#### [YOUR INSTRUCTIONS]
Pick up the text below on Newport County's 2015–16 season right after its last sentence and keep writing it.

#### [TEXT PASSAGE]
■ ■ ■ ■ ■ ■ ■

The 2015–16 season was Newport County's third consecutive season in League Two and 63rd season in the Football League. The season covered the period from 1 July 2015 to 30 June 2016. It was their 95th season of league football and 27th since reforming in 1989. They finished the season in 22nd place. The club also participated in the FA Cup, League Cup and League Trophy, reaching Round 3 of the FA Cup for the first time since 1986.

Season Review

League
Former England Manager Terry Butcher had been announced as manager in April, but his tenure lasted a mere ten games. During that spell County recorded only one win and seven losses, and lay rooted at the foot of the table. His replacement John Sheridan was announced on 2 October. Sheridan managed to get county out of the relegation places and up to 20th in the table by 12 January 2016 when he was poached by former club Oldham Athletic. He had enjoyed a ten-match unbeaten run between mid-20 October and 1 December, with an overall record of five wins, five defeats and seven draws from 17 games in charge. After three defeats and a draw in his last four games he left with County just three points above the relegation zone. Assistant manager Warren Feeney was announced as manager on 15 January. Feeney's tenure started with a win at York City, but he only managed another five wins in the rest of the season. County had risen as high as 17th in the table following the 3–0 win at Portsmouth and 0–0 draw home to Hartlepool United, but a disastrous spell of six straight defeats left them in 22nd place 11 points clear of relegation with 12 left to play for. A 1–1 draw with  Oxford United combined with York's win at Portsmouth put County nine points ahead with nine to play for, but with an 11 superior goal difference. Any relegation doubts were extinguished by Newport's 1–1 draw at Luton. However the bad results continued for the remainder of the season and into the next, which ultimately cost Feeny his job. Newport lost the last two games of this season and failed to score a single goal, finishing in 22nd place.

■ ■ ■ ■ ■ ■ ■

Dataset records
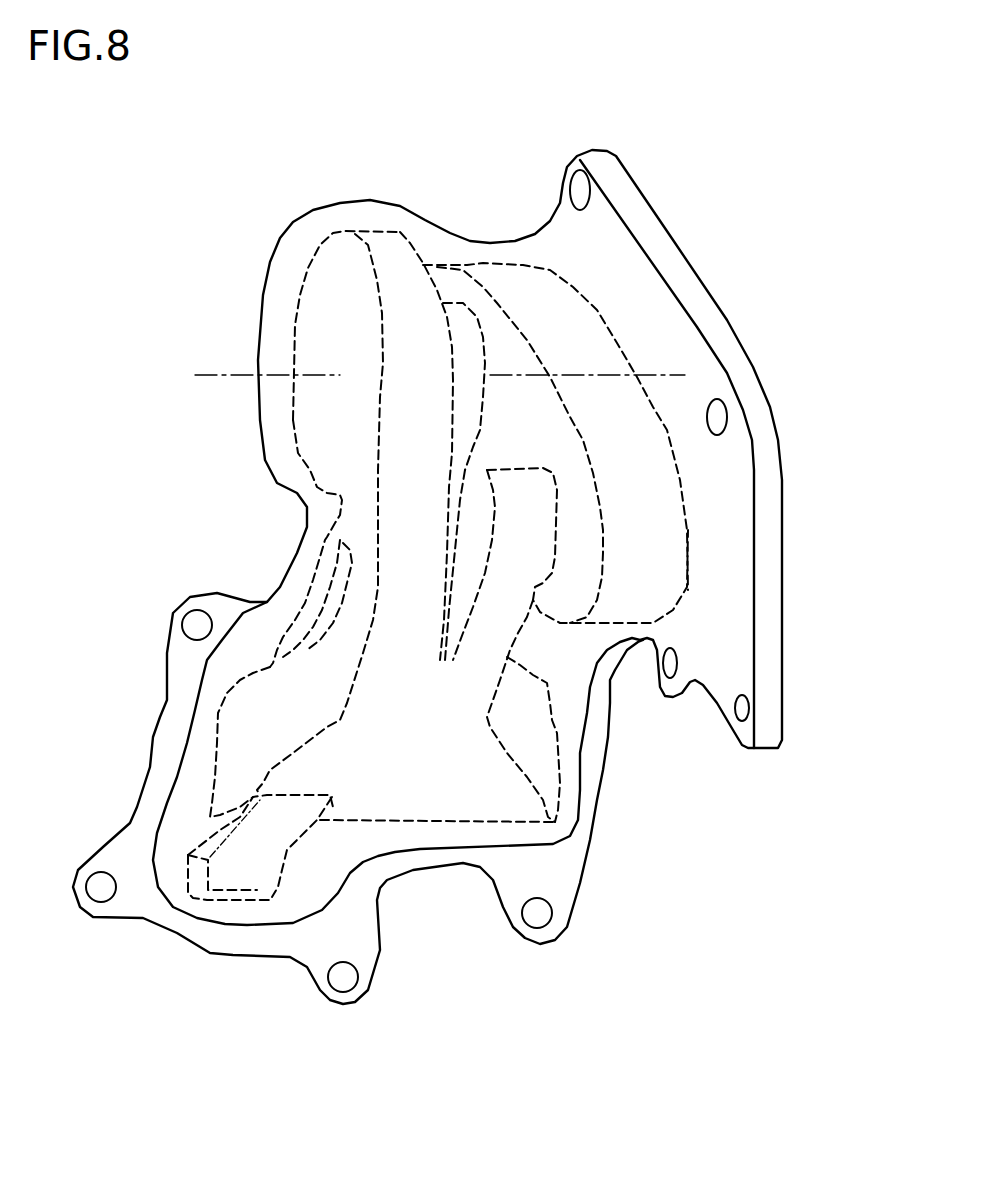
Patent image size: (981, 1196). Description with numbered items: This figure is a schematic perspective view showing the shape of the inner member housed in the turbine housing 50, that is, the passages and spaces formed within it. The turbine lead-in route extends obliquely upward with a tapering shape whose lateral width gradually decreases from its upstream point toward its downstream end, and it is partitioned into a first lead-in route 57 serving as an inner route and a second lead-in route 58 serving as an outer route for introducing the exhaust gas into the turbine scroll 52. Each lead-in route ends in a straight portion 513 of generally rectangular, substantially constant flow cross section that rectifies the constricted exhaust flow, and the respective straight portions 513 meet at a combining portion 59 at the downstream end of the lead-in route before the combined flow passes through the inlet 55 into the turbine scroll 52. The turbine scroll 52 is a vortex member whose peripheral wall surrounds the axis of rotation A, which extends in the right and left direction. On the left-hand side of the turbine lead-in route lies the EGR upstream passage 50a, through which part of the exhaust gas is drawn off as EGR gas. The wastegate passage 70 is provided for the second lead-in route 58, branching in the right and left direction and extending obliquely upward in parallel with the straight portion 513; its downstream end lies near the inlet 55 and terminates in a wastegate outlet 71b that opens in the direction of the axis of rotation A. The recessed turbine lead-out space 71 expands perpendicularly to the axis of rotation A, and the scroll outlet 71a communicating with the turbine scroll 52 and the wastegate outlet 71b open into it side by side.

The turbine housing 50 is at (427, 547).
The EGR upstream passage 50a is at (260, 908).
The turbine scroll 52 is at (303, 513).
The inlet of the turbine scroll 55 is at (515, 446).
The first lead-in route 57 is at (198, 694).
The second lead-in route 58 is at (413, 883).
The combining portion 59 is at (268, 543).
The straight portion 513 is at (288, 585).
The wastegate passage 70 is at (585, 711).
The turbine lead-out space 71 is at (588, 432).
The scroll outlet 71a is at (487, 332).
The wastegate outlet 71b is at (674, 545).
The axis of rotation A is at (439, 414).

■ ■ ■ ■ ■ ■ ■

#### [EXERCISE ANSWER]
Cup
In the first round of the League Cup, Newport travelled to Wolverhampton Wanderers. Despite taking the lead in the 6th minute, the scores were level by the 15th, with County eventually losing 2–1 due to a 58th-minute Wolves penalty.

In the League Trophy Newport were home to Swindon Town. With the game finishing 1–1 it entered a penalty shootout. With Aaron Collins missing the seventh penalty and Will Randall scoring his, Swindon went through 7–6.

In the FA Cup, County were drawn away in the first round to Conference North qualifiers Brackley Town. Newport were leading 2–1 in stoppage time, until former County player Curtis McDonald headed home a 95th-minute equaliser to force a replay. That game was won 4–1 to set up a second round game with fellow League Two side Barnet. Newport recorded a 1–0 victory at The Hive to progress to the third round for the first time since 1986. The third-round game at home to Championship side Blackburn Rovers started in the worst possible way for County with Rovers taking the lead thanks to an 8th-minute penalty. Mark Byrne equalised for County from 25 yards on 30 minutes to leave the scores 1–1 at half time. With 15 minutes remaining in the game Jordan Rhodes scored the winner for Rovers to send them into the 4th round.

Results summary

Results by round

Transfers

Transfers in

Loans in

Transfers out

Loans out

Managerial statistics 
Only competitive games from the 2015–16 season are included.

Competitions

Pre-season friendlies
On 20 May 2015, Newport County announced their first four friendlies against Undy, Port Talbot Town, Bath City and Eastleigh. A fifth against Weston-super-Mare was added on 21 May. On 11 July 2015, Newport County added a trip to Torquay United.

League Two

League Cup

Football League Trophy

On 8 August 2015, live on Soccer AM the draw for the first round of the Football League Trophy was drawn by Toni Duggan and Alex Scott.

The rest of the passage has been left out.